• [Aim]
Comb through the entries for "مسلم" and pull out each line that holds it.
=== Material for this task ===
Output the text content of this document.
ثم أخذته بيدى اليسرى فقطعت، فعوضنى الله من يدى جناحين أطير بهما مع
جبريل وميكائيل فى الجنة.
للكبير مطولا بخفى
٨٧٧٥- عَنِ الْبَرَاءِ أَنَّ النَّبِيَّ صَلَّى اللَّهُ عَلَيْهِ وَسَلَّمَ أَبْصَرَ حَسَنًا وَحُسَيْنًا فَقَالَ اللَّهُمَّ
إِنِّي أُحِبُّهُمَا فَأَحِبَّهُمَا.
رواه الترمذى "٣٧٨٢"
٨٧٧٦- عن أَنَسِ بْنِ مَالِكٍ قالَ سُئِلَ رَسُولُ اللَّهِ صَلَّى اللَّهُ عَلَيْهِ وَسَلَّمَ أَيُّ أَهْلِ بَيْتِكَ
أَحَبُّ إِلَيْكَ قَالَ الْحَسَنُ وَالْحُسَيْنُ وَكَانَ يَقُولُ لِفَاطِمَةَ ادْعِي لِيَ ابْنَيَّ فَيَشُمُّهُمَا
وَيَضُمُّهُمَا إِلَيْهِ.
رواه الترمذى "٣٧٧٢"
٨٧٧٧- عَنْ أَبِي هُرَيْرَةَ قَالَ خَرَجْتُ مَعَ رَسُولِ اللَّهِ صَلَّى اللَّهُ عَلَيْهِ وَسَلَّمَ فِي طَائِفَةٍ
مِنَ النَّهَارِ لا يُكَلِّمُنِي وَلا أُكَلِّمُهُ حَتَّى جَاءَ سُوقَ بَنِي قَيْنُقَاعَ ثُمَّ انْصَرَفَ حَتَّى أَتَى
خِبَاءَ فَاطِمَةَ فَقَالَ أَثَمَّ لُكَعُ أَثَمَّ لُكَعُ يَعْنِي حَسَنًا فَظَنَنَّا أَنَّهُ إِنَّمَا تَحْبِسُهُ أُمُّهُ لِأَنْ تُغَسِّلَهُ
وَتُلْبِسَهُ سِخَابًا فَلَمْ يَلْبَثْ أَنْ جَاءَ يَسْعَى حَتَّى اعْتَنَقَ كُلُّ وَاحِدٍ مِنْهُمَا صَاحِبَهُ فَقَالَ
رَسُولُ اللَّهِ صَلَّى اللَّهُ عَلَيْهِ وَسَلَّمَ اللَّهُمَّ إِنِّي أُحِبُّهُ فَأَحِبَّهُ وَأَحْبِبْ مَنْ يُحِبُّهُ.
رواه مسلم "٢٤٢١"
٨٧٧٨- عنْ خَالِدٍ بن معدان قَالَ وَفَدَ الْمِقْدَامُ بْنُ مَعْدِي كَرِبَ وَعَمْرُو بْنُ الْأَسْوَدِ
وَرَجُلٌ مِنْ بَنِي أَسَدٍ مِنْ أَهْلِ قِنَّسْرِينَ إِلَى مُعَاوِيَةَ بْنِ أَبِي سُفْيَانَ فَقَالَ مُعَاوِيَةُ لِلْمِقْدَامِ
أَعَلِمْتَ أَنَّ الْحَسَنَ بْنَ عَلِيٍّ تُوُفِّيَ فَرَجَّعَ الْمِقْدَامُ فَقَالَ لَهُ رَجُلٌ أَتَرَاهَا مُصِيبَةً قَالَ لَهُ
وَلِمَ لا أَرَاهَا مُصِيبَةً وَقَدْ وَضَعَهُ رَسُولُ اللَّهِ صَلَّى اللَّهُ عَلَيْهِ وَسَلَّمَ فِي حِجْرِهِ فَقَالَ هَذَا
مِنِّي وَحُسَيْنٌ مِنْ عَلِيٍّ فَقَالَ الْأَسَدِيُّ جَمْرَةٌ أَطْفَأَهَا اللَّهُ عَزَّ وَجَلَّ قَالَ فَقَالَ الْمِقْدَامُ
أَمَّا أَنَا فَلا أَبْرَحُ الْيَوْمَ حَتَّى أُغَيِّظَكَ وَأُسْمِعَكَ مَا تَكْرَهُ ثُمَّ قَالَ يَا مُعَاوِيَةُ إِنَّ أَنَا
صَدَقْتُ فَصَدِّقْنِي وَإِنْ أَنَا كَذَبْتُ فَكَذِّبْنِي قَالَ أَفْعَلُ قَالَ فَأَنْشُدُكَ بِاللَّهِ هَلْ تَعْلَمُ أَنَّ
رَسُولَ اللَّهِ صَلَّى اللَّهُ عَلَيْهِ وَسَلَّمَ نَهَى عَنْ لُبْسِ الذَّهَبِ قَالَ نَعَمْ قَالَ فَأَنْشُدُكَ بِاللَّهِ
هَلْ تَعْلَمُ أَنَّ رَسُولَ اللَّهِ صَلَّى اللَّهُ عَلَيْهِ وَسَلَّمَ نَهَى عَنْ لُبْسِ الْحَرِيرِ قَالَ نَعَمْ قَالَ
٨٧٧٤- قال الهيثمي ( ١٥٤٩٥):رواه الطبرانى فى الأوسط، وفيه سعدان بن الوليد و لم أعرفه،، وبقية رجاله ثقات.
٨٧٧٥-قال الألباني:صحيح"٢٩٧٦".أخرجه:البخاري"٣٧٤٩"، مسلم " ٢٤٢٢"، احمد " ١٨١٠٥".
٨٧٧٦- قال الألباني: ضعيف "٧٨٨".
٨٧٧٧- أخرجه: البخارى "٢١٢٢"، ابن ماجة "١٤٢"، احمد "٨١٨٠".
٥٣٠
===
• [Result for this exercise]
رواه مسلم "٢٤٢١"
٨٧٧٥-قال الألباني:صحيح"٢٩٧٦".أخرجه:البخاري"٣٧٤٩"، مسلم " ٢٤٢٢"، احمد " ١٨١٠٥".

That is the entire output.